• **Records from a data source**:
━━━━━━━━
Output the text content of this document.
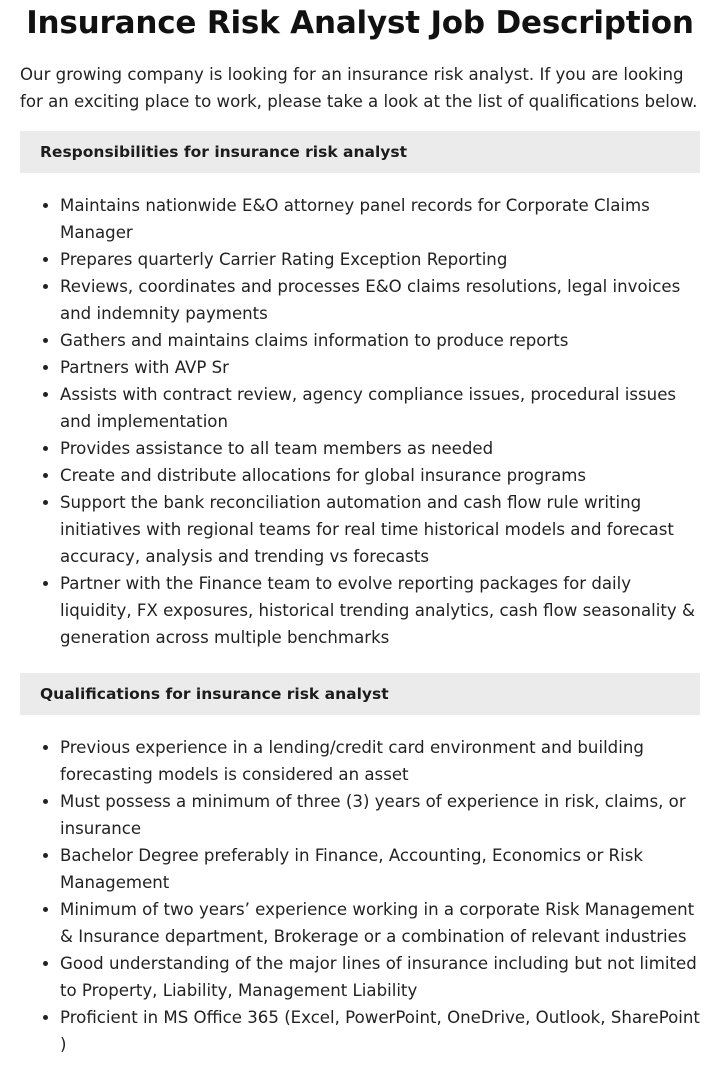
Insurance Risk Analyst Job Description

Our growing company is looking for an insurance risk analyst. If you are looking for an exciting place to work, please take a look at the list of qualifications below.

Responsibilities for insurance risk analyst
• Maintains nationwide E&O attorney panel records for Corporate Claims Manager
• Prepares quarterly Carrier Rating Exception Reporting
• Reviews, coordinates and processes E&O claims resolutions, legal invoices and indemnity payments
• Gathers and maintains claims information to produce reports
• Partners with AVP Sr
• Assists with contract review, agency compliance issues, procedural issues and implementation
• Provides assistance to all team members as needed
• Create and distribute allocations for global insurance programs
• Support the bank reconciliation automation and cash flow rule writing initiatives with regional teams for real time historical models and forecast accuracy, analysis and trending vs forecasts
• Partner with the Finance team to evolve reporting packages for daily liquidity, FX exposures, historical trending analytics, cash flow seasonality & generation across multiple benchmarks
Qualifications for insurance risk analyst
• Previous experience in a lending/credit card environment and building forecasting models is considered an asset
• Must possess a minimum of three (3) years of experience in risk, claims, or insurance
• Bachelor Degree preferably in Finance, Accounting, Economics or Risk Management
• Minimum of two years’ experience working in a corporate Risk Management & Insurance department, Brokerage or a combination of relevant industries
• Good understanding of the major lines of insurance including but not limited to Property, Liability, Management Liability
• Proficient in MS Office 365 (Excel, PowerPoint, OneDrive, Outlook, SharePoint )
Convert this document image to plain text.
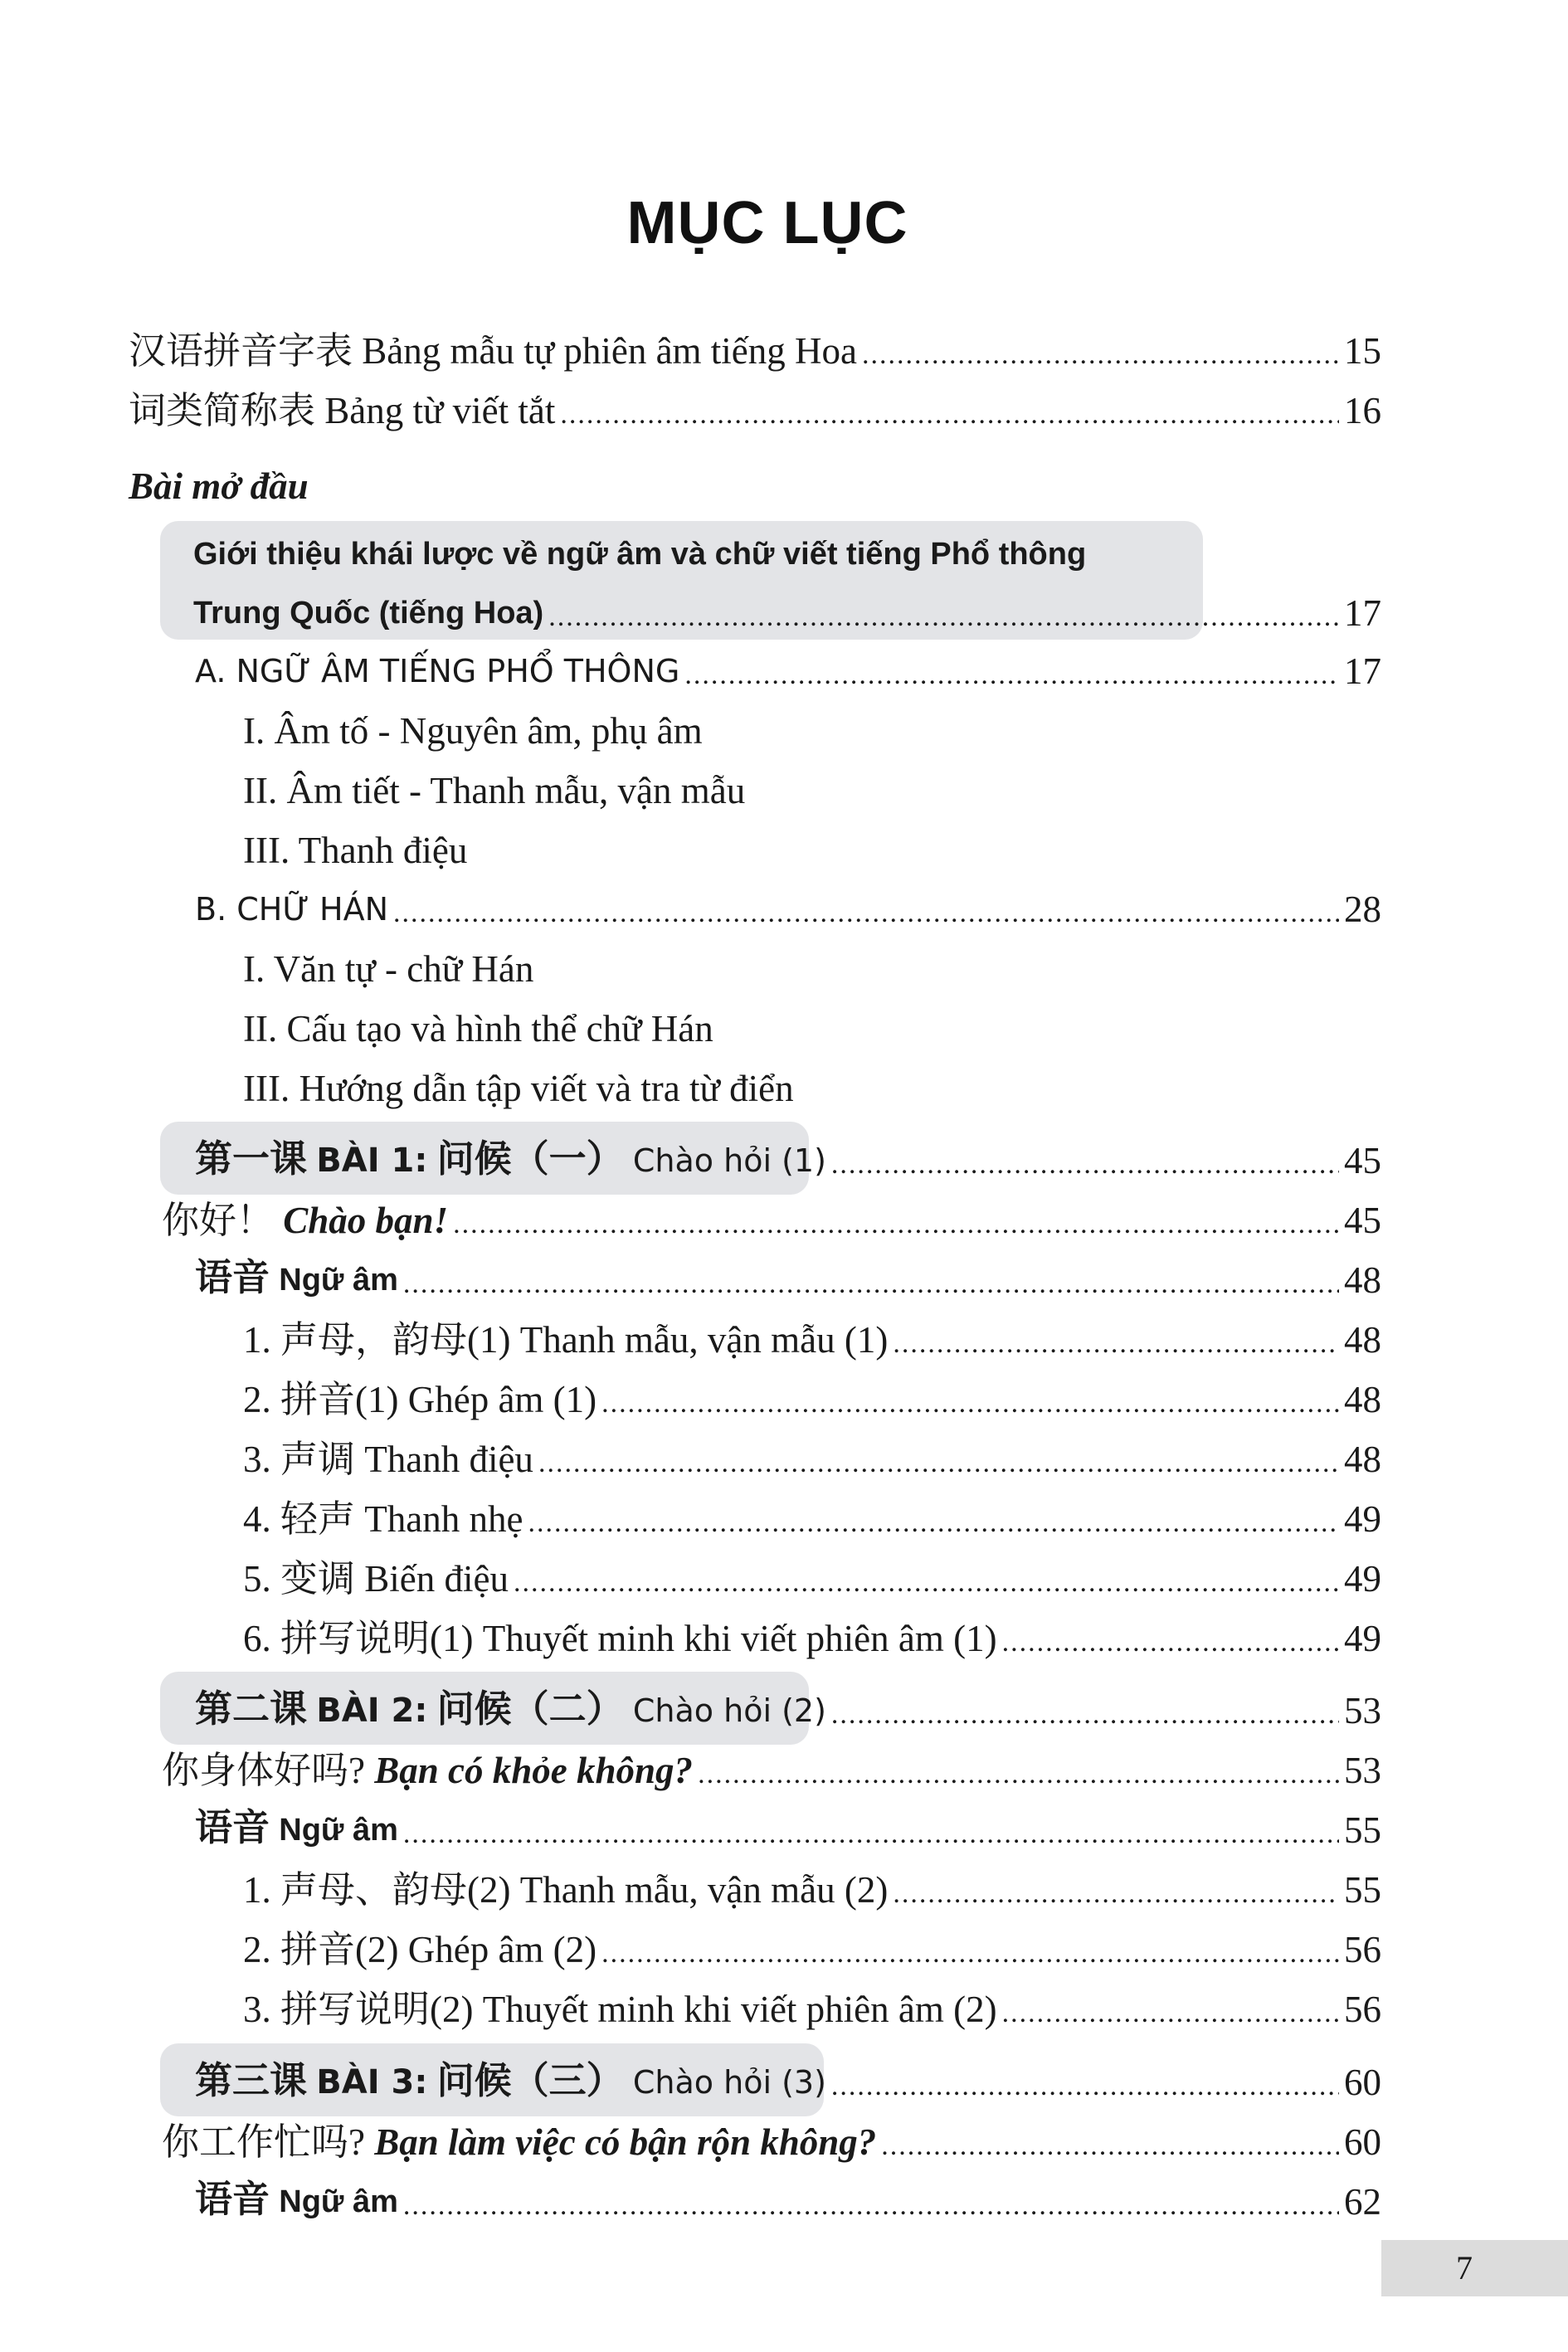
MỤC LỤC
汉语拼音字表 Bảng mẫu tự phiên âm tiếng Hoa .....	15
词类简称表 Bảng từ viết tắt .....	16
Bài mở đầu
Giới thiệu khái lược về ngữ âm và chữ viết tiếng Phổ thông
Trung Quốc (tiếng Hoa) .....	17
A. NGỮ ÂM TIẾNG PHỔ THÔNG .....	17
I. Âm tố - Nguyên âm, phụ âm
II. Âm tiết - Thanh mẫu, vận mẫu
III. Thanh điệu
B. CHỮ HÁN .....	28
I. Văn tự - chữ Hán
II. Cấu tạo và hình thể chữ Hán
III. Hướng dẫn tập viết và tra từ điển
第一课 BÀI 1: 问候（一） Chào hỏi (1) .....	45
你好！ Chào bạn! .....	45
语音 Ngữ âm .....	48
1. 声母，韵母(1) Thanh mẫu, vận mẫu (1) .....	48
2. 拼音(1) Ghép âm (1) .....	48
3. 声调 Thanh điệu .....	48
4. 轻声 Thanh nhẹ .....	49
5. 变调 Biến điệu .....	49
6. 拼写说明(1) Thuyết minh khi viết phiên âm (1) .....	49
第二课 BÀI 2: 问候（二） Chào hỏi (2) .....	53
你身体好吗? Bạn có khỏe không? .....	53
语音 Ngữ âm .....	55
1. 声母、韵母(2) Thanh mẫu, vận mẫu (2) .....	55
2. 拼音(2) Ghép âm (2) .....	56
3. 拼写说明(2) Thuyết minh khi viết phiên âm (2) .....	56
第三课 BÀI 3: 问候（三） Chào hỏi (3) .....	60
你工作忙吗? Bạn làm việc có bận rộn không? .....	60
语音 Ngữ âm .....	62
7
━━━━━━━━
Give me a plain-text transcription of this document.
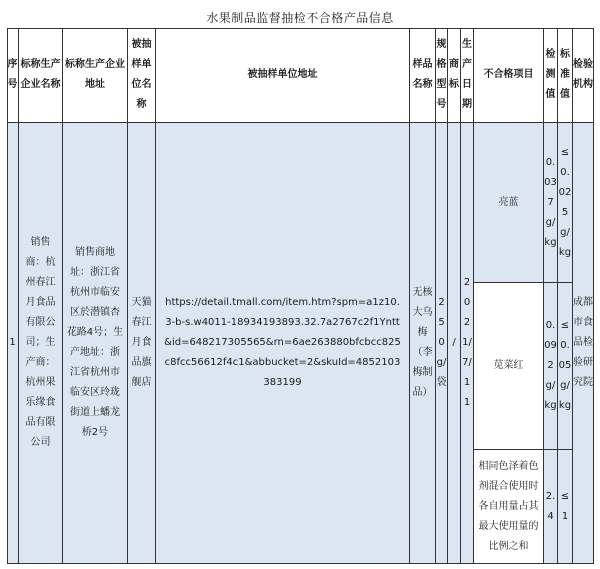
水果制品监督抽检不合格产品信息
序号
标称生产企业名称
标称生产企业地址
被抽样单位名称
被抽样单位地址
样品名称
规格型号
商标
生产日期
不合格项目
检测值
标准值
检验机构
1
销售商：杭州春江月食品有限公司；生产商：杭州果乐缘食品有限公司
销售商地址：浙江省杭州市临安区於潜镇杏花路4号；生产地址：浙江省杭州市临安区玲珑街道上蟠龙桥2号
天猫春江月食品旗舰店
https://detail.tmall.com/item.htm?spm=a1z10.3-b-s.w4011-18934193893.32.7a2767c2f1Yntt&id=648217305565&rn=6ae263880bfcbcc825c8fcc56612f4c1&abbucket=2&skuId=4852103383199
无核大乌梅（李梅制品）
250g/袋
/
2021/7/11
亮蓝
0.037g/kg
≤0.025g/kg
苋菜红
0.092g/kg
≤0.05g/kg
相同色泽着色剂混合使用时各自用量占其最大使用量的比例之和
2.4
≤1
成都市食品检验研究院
━━━━━━━━
• **Directions**: From the entries above, copy every line that holds the word "minh".

• **Finished answer**:
6. 拼写说明(1) Thuyết minh khi viết phiên âm (1) .....	49
3. 拼写说明(2) Thuyết minh khi viết phiên âm (2) .....	56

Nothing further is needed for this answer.